— start of Given records —

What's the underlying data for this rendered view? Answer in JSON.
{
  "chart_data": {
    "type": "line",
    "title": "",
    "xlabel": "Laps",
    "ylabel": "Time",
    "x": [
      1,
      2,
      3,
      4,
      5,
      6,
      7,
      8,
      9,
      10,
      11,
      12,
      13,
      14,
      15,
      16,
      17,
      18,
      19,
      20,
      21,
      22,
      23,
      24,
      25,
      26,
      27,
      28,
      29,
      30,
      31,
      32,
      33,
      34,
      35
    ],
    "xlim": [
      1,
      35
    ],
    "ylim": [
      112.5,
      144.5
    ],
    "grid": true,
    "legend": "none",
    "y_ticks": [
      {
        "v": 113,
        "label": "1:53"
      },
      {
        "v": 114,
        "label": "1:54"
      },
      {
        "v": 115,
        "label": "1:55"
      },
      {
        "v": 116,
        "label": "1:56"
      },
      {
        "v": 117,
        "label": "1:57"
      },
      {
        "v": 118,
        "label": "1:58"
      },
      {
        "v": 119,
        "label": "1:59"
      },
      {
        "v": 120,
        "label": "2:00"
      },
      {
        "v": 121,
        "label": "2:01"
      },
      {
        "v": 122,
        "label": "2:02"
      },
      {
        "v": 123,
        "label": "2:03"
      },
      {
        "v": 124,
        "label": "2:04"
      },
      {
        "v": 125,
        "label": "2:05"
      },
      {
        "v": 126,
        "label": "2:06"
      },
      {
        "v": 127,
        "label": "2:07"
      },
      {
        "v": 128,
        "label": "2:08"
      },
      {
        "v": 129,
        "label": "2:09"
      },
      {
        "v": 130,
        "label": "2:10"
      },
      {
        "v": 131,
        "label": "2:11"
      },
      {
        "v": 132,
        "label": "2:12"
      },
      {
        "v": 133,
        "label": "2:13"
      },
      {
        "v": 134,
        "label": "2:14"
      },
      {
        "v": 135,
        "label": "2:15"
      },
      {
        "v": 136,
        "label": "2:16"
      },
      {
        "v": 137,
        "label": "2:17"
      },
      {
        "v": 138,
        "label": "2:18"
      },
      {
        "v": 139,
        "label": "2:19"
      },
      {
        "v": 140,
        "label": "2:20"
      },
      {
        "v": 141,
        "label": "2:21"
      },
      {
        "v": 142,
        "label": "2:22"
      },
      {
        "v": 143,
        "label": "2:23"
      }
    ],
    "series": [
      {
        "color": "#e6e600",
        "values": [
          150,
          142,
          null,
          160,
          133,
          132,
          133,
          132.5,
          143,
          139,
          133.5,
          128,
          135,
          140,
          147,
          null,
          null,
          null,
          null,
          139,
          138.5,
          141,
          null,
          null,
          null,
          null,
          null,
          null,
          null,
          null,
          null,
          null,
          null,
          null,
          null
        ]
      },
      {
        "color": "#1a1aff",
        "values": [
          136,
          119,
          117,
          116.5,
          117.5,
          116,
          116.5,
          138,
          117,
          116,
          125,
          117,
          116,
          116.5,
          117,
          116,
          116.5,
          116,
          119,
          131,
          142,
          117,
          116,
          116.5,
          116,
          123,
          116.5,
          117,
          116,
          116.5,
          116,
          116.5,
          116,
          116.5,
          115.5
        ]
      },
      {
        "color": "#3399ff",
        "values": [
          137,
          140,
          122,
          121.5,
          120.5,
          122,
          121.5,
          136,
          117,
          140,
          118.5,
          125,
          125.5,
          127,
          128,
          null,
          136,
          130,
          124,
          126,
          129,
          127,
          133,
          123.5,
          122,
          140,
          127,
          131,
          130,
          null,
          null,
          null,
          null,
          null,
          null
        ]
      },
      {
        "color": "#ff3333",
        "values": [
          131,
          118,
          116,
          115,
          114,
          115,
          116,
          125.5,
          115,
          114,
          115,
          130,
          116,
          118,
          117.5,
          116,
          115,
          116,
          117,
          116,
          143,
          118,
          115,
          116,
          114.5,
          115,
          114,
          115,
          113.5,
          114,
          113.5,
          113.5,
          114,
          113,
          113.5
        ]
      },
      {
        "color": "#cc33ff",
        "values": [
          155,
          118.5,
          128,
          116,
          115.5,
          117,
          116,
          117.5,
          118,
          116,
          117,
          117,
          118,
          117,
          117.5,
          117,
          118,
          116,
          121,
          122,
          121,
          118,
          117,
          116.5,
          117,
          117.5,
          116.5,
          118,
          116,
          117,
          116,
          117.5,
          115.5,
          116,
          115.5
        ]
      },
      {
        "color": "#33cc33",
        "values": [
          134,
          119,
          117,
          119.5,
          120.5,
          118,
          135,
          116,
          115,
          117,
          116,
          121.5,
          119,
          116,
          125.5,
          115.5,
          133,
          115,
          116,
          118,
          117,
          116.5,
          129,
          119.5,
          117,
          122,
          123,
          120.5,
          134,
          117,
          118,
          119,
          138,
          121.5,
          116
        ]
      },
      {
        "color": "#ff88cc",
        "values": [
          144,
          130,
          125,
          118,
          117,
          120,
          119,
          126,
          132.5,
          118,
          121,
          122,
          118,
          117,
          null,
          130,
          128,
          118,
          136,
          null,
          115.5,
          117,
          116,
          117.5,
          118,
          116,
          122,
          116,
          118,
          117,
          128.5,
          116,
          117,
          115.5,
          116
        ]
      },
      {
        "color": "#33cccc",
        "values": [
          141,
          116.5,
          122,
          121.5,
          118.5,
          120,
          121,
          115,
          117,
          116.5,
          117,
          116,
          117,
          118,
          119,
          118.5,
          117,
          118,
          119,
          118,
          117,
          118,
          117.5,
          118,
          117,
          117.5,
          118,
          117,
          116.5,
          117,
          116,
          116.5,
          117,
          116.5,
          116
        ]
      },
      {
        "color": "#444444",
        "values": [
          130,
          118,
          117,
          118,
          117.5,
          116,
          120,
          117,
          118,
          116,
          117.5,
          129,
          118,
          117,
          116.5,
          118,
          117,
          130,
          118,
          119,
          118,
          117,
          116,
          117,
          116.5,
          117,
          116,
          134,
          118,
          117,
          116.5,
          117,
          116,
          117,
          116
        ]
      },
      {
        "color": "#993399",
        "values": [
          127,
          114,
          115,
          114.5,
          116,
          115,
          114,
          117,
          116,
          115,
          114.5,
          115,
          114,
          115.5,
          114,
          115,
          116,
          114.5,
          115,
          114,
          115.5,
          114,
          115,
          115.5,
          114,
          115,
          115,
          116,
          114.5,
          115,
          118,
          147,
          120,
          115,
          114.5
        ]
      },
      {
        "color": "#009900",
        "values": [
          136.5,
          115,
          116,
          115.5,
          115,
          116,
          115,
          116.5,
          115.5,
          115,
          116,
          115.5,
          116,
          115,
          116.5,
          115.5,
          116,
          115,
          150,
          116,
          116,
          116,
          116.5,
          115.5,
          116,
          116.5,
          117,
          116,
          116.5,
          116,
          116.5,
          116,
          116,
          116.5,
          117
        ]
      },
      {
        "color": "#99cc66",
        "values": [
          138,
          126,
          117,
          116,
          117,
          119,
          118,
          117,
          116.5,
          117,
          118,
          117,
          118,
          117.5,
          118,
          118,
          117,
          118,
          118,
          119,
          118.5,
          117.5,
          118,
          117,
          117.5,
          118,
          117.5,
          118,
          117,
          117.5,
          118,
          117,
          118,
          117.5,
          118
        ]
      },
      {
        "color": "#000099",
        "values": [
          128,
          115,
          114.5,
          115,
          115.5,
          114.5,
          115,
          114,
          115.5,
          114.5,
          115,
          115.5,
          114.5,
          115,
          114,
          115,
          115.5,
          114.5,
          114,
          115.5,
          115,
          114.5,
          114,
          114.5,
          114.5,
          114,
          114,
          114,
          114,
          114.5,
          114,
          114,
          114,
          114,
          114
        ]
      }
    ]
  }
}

— end of Given records —

Aim
Please output the entries above, every line exactly as it reads.

Solution to the problem
What's the underlying data for this rendered view? Answer in JSON.
{
  "chart_data": {
    "type": "line",
    "title": "",
    "xlabel": "Laps",
    "ylabel": "Time",
    "x": [
      1,
      2,
      3,
      4,
      5,
      6,
      7,
      8,
      9,
      10,
      11,
      12,
      13,
      14,
      15,
      16,
      17,
      18,
      19,
      20,
      21,
      22,
      23,
      24,
      25,
      26,
      27,
      28,
      29,
      30,
      31,
      32,
      33,
      34,
      35
    ],
    "xlim": [
      1,
      35
    ],
    "ylim": [
      112.5,
      144.5
    ],
    "grid": true,
    "legend": "none",
    "y_ticks": [
      {
        "v": 113,
        "label": "1:53"
      },
      {
        "v": 114,
        "label": "1:54"
      },
      {
        "v": 115,
        "label": "1:55"
      },
      {
        "v": 116,
        "label": "1:56"
      },
      {
        "v": 117,
        "label": "1:57"
      },
      {
        "v": 118,
        "label": "1:58"
      },
      {
        "v": 119,
        "label": "1:59"
      },
      {
        "v": 120,
        "label": "2:00"
      },
      {
        "v": 121,
        "label": "2:01"
      },
      {
        "v": 122,
        "label": "2:02"
      },
      {
        "v": 123,
        "label": "2:03"
      },
      {
        "v": 124,
        "label": "2:04"
      },
      {
        "v": 125,
        "label": "2:05"
      },
      {
        "v": 126,
        "label": "2:06"
      },
      {
        "v": 127,
        "label": "2:07"
      },
      {
        "v": 128,
        "label": "2:08"
      },
      {
        "v": 129,
        "label": "2:09"
      },
      {
        "v": 130,
        "label": "2:10"
      },
      {
        "v": 131,
        "label": "2:11"
      },
      {
        "v": 132,
        "label": "2:12"
      },
      {
        "v": 133,
        "label": "2:13"
      },
      {
        "v": 134,
        "label": "2:14"
      },
      {
        "v": 135,
        "label": "2:15"
      },
      {
        "v": 136,
        "label": "2:16"
      },
      {
        "v": 137,
        "label": "2:17"
      },
      {
        "v": 138,
        "label": "2:18"
      },
      {
        "v": 139,
        "label": "2:19"
      },
      {
        "v": 140,
        "label": "2:20"
      },
      {
        "v": 141,
        "label": "2:21"
      },
      {
        "v": 142,
        "label": "2:22"
      },
      {
        "v": 143,
        "label": "2:23"
      }
    ],
    "series": [
      {
        "color": "#e6e600",
        "values": [
          150,
          142,
          null,
          160,
          133,
          132,
          133,
          132.5,
          143,
          139,
          133.5,
          128,
          135,
          140,
          147,
          null,
          null,
          null,
          null,
          139,
          138.5,
          141,
          null,
          null,
          null,
          null,
          null,
          null,
          null,
          null,
          null,
          null,
          null,
          null,
          null
        ]
      },
      {
        "color": "#1a1aff",
        "values": [
          136,
          119,
          117,
          116.5,
          117.5,
          116,
          116.5,
          138,
          117,
          116,
          125,
          117,
          116,
          116.5,
          117,
          116,
          116.5,
          116,
          119,
          131,
          142,
          117,
          116,
          116.5,
          116,
          123,
          116.5,
          117,
          116,
          116.5,
          116,
          116.5,
          116,
          116.5,
          115.5
        ]
      },
      {
        "color": "#3399ff",
        "values": [
          137,
          140,
          122,
          121.5,
          120.5,
          122,
          121.5,
          136,
          117,
          140,
          118.5,
          125,
          125.5,
          127,
          128,
          null,
          136,
          130,
          124,
          126,
          129,
          127,
          133,
          123.5,
          122,
          140,
          127,
          131,
          130,
          null,
          null,
          null,
          null,
          null,
          null
        ]
      },
      {
        "color": "#ff3333",
        "values": [
          131,
          118,
          116,
          115,
          114,
          115,
          116,
          125.5,
          115,
          114,
          115,
          130,
          116,
          118,
          117.5,
          116,
          115,
          116,
          117,
          116,
          143,
          118,
          115,
          116,
          114.5,
          115,
          114,
          115,
          113.5,
          114,
          113.5,
          113.5,
          114,
          113,
          113.5
        ]
      },
      {
        "color": "#cc33ff",
        "values": [
          155,
          118.5,
          128,
          116,
          115.5,
          117,
          116,
          117.5,
          118,
          116,
          117,
          117,
          118,
          117,
          117.5,
          117,
          118,
          116,
          121,
          122,
          121,
          118,
          117,
          116.5,
          117,
          117.5,
          116.5,
          118,
          116,
          117,
          116,
          117.5,
          115.5,
          116,
          115.5
        ]
      },
      {
        "color": "#33cc33",
        "values": [
          134,
          119,
          117,
          119.5,
          120.5,
          118,
          135,
          116,
          115,
          117,
          116,
          121.5,
          119,
          116,
          125.5,
          115.5,
          133,
          115,
          116,
          118,
          117,
          116.5,
          129,
          119.5,
          117,
          122,
          123,
          120.5,
          134,
          117,
          118,
          119,
          138,
          121.5,
          116
        ]
      },
      {
        "color": "#ff88cc",
        "values": [
          144,
          130,
          125,
          118,
          117,
          120,
          119,
          126,
          132.5,
          118,
          121,
          122,
          118,
          117,
          null,
          130,
          128,
          118,
          136,
          null,
          115.5,
          117,
          116,
          117.5,
          118,
          116,
          122,
          116,
          118,
          117,
          128.5,
          116,
          117,
          115.5,
          116
        ]
      },
      {
        "color": "#33cccc",
        "values": [
          141,
          116.5,
          122,
          121.5,
          118.5,
          120,
          121,
          115,
          117,
          116.5,
          117,
          116,
          117,
          118,
          119,
          118.5,
          117,
          118,
          119,
          118,
          117,
          118,
          117.5,
          118,
          117,
          117.5,
          118,
          117,
          116.5,
          117,
          116,
          116.5,
          117,
          116.5,
          116
        ]
      },
      {
        "color": "#444444",
        "values": [
          130,
          118,
          117,
          118,
          117.5,
          116,
          120,
          117,
          118,
          116,
          117.5,
          129,
          118,
          117,
          116.5,
          118,
          117,
          130,
          118,
          119,
          118,
          117,
          116,
          117,
          116.5,
          117,
          116,
          134,
          118,
          117,
          116.5,
          117,
          116,
          117,
          116
        ]
      },
      {
        "color": "#993399",
        "values": [
          127,
          114,
          115,
          114.5,
          116,
          115,
          114,
          117,
          116,
          115,
          114.5,
          115,
          114,
          115.5,
          114,
          115,
          116,
          114.5,
          115,
          114,
          115.5,
          114,
          115,
          115.5,
          114,
          115,
          115,
          116,
          114.5,
          115,
          118,
          147,
          120,
          115,
          114.5
        ]
      },
      {
        "color": "#009900",
        "values": [
          136.5,
          115,
          116,
          115.5,
          115,
          116,
          115,
          116.5,
          115.5,
          115,
          116,
          115.5,
          116,
          115,
          116.5,
          115.5,
          116,
          115,
          150,
          116,
          116,
          116,
          116.5,
          115.5,
          116,
          116.5,
          117,
          116,
          116.5,
          116,
          116.5,
          116,
          116,
          116.5,
          117
        ]
      },
      {
        "color": "#99cc66",
        "values": [
          138,
          126,
          117,
          116,
          117,
          119,
          118,
          117,
          116.5,
          117,
          118,
          117,
          118,
          117.5,
          118,
          118,
          117,
          118,
          118,
          119,
          118.5,
          117.5,
          118,
          117,
          117.5,
          118,
          117.5,
          118,
          117,
          117.5,
          118,
          117,
          118,
          117.5,
          118
        ]
      },
      {
        "color": "#000099",
        "values": [
          128,
          115,
          114.5,
          115,
          115.5,
          114.5,
          115,
          114,
          115.5,
          114.5,
          115,
          115.5,
          114.5,
          115,
          114,
          115,
          115.5,
          114.5,
          114,
          115.5,
          115,
          114.5,
          114,
          114.5,
          114.5,
          114,
          114,
          114,
          114,
          114.5,
          114,
          114,
          114,
          114,
          114
        ]
      }
    ]
  }
}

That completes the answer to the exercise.